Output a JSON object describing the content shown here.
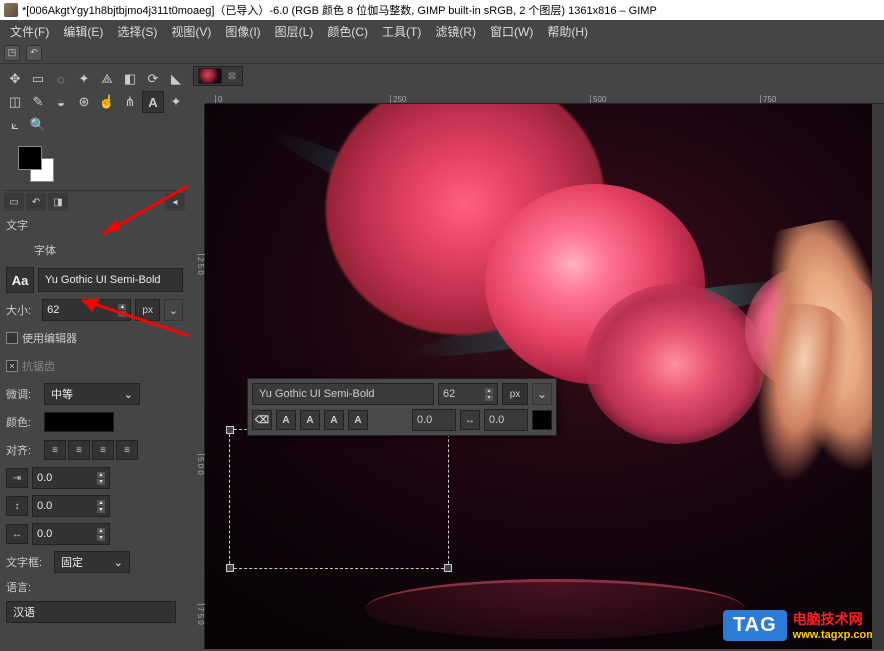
{
  "titlebar": "*[006AkgtYgy1h8bjtbjmo4j311t0moaeg]（已导入）-6.0 (RGB 颜色 8 位伽马整数, GIMP built-in sRGB, 2 个图层) 1361x816 – GIMP",
  "menus": [
    "文件(F)",
    "编辑(E)",
    "选择(S)",
    "视图(V)",
    "图像(I)",
    "图层(L)",
    "颜色(C)",
    "工具(T)",
    "滤镜(R)",
    "窗口(W)",
    "帮助(H)"
  ],
  "ruler_h": [
    "0",
    "250",
    "500",
    "750"
  ],
  "ruler_v": [
    "2 5 0",
    "5 0 0",
    "7 5 0"
  ],
  "text_panel": {
    "section": "文字",
    "font_label": "字体",
    "font_aa": "Aa",
    "font_name": "Yu Gothic UI Semi-Bold",
    "size_label": "大小:",
    "size_value": "62",
    "size_unit": "px",
    "use_editor": "使用编辑器",
    "antialias": "抗锯齿",
    "hinting_label": "微调:",
    "hinting_value": "中等",
    "color_label": "颜色:",
    "align_label": "对齐:",
    "indent_value": "0.0",
    "line_value": "0.0",
    "letter_value": "0.0",
    "textbox_label": "文字框:",
    "textbox_value": "固定",
    "lang_label": "语言:",
    "lang_value": "汉语"
  },
  "float": {
    "font": "Yu Gothic UI Semi-Bold",
    "size": "62",
    "unit": "px",
    "val1": "0.0",
    "val2": "0.0"
  },
  "tag": {
    "badge": "TAG",
    "line1": "电脑技术网",
    "line2": "www.tagxp.com"
  }
}
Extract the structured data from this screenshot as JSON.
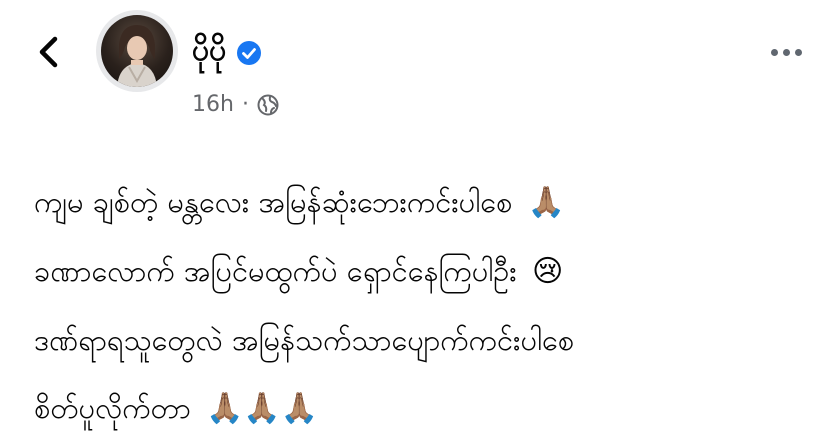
{
  "header": {
    "back_icon": "chevron-left-icon",
    "author_name": "ပိုပို",
    "verified_icon": "verified-badge-icon",
    "verified_color": "#1877f2",
    "timestamp": "16h",
    "separator": "·",
    "privacy_icon": "globe-icon",
    "more_icon": "more-horizontal-icon"
  },
  "post": {
    "lines": [
      {
        "text": "ကျမ ချစ်တဲ့ မန္တလေး အမြန်ဆုံးဘေးကင်းပါစေ",
        "emoji": "🙏🏽"
      },
      {
        "text": "ခဏာလောက် အပြင်မထွက်ပဲ ရှောင်နေကြပါဦး",
        "emoji": "😢"
      },
      {
        "text": "ဒဏ်ရာရသူတွေလဲ အမြန်သက်သာပျောက်ကင်းပါစေ",
        "emoji": ""
      },
      {
        "text": "စိတ်ပူလိုက်တာ",
        "emoji": "🙏🏽🙏🏽🙏🏽"
      }
    ]
  }
}
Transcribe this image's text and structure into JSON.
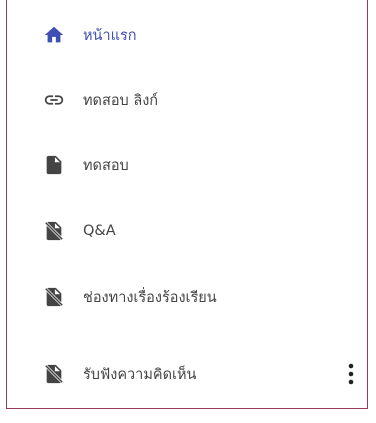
{
  "nav": {
    "items": [
      {
        "label": "หน้าแรก",
        "icon": "home-icon",
        "active": true
      },
      {
        "label": "ทดสอบ ลิงก์",
        "icon": "link-icon",
        "active": false
      },
      {
        "label": "ทดสอบ",
        "icon": "document-icon",
        "active": false
      },
      {
        "label": "Q&A",
        "icon": "document-off-icon",
        "active": false
      },
      {
        "label": "ช่องทางเรื่องร้องเรียน",
        "icon": "document-off-icon",
        "active": false
      },
      {
        "label": "รับฟังความคิดเห็น",
        "icon": "document-off-icon",
        "active": false
      }
    ],
    "more_icon": "more-vertical-icon"
  },
  "colors": {
    "accent": "#3f4fb3",
    "text": "#444444",
    "icon": "#444444",
    "border": "#9b3b5c"
  }
}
-=-=-=-=-
• [WHAT YOU HAVE TO DO] Give every line above again exactly, with no pictures.

• [EXPECTED ANSWER]
Output a JSON object describing the content shown here.
{
  "titlebar": "*[006AkgtYgy1h8bjtbjmo4j311t0moaeg]（已导入）-6.0 (RGB 颜色 8 位伽马整数, GIMP built-in sRGB, 2 个图层) 1361x816 – GIMP",
  "menus": [
    "文件(F)",
    "编辑(E)",
    "选择(S)",
    "视图(V)",
    "图像(I)",
    "图层(L)",
    "颜色(C)",
    "工具(T)",
    "滤镜(R)",
    "窗口(W)",
    "帮助(H)"
  ],
  "ruler_h": [
    "0",
    "250",
    "500",
    "750"
  ],
  "ruler_v": [
    "2 5 0",
    "5 0 0",
    "7 5 0"
  ],
  "text_panel": {
    "section": "文字",
    "font_label": "字体",
    "font_aa": "Aa",
    "font_name": "Yu Gothic UI Semi-Bold",
    "size_label": "大小:",
    "size_value": "62",
    "size_unit": "px",
    "use_editor": "使用编辑器",
    "antialias": "抗锯齿",
    "hinting_label": "微调:",
    "hinting_value": "中等",
    "color_label": "颜色:",
    "align_label": "对齐:",
    "indent_value": "0.0",
    "line_value": "0.0",
    "letter_value": "0.0",
    "textbox_label": "文字框:",
    "textbox_value": "固定",
    "lang_label": "语言:",
    "lang_value": "汉语"
  },
  "float": {
    "font": "Yu Gothic UI Semi-Bold",
    "size": "62",
    "unit": "px",
    "val1": "0.0",
    "val2": "0.0"
  },
  "tag": {
    "badge": "TAG",
    "line1": "电脑技术网",
    "line2": "www.tagxp.com"
  }
}
Extract the structured data from this screenshot as JSON.
{
  "header": {
    "back_icon": "chevron-left-icon",
    "author_name": "ပိုပို",
    "verified_icon": "verified-badge-icon",
    "verified_color": "#1877f2",
    "timestamp": "16h",
    "separator": "·",
    "privacy_icon": "globe-icon",
    "more_icon": "more-horizontal-icon"
  },
  "post": {
    "lines": [
      {
        "text": "ကျမ ချစ်တဲ့ မန္တလေး အမြန်ဆုံးဘေးကင်းပါစေ",
        "emoji": "🙏🏽"
      },
      {
        "text": "ခဏာလောက် အပြင်မထွက်ပဲ ရှောင်နေကြပါဦး",
        "emoji": "😢"
      },
      {
        "text": "ဒဏ်ရာရသူတွေလဲ အမြန်သက်သာပျောက်ကင်းပါစေ",
        "emoji": ""
      },
      {
        "text": "စိတ်ပူလိုက်တာ",
        "emoji": "🙏🏽🙏🏽🙏🏽"
      }
    ]
  }
}
Transcribe this image's text and structure into JSON.
{
  "nav": {
    "items": [
      {
        "label": "หน้าแรก",
        "icon": "home-icon",
        "active": true
      },
      {
        "label": "ทดสอบ ลิงก์",
        "icon": "link-icon",
        "active": false
      },
      {
        "label": "ทดสอบ",
        "icon": "document-icon",
        "active": false
      },
      {
        "label": "Q&A",
        "icon": "document-off-icon",
        "active": false
      },
      {
        "label": "ช่องทางเรื่องร้องเรียน",
        "icon": "document-off-icon",
        "active": false
      },
      {
        "label": "รับฟังความคิดเห็น",
        "icon": "document-off-icon",
        "active": false
      }
    ],
    "more_icon": "more-vertical-icon"
  },
  "colors": {
    "accent": "#3f4fb3",
    "text": "#444444",
    "icon": "#444444",
    "border": "#9b3b5c"
  }
}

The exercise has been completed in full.